===== LISTED RECORDS
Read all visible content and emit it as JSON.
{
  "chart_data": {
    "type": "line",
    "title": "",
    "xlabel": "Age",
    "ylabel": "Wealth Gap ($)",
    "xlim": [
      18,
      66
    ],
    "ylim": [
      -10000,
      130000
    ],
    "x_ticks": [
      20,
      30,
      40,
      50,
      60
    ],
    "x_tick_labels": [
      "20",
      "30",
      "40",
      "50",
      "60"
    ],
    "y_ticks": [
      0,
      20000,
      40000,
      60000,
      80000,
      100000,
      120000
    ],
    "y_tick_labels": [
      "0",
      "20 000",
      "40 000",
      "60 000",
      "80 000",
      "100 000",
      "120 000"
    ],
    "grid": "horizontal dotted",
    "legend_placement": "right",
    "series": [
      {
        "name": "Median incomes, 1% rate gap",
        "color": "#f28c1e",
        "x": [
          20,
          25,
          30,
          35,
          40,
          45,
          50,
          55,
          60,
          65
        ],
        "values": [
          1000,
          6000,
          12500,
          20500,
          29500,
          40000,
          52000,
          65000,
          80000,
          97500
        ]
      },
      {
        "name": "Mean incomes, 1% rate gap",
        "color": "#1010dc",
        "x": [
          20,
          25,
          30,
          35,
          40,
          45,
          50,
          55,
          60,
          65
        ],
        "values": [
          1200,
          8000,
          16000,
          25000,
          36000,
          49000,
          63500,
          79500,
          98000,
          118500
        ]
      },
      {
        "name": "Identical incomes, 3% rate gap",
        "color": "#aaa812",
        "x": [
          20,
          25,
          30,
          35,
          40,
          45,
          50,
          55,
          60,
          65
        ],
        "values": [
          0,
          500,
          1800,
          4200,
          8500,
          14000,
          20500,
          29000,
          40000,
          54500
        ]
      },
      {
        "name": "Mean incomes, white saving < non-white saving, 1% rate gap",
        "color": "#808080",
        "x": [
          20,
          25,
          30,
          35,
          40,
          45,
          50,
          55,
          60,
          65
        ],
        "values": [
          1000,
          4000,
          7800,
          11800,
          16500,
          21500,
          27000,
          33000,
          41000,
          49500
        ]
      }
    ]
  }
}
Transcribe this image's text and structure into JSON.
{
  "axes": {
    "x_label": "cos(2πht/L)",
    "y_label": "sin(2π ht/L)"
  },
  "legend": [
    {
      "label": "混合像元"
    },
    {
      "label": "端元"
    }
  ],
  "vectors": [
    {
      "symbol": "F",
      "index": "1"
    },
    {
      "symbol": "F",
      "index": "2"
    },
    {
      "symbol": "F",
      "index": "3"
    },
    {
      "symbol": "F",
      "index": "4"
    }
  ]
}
==========
GIVEN TASK.
In the entries above, find each line with the word "rate" and show it.

CORRECT ANSWER.
        "name": "Median incomes, 1% rate gap",
        "name": "Mean incomes, 1% rate gap",
        "name": "Identical incomes, 3% rate gap",
        "name": "Mean incomes, white saving < non-white saving, 1% rate gap",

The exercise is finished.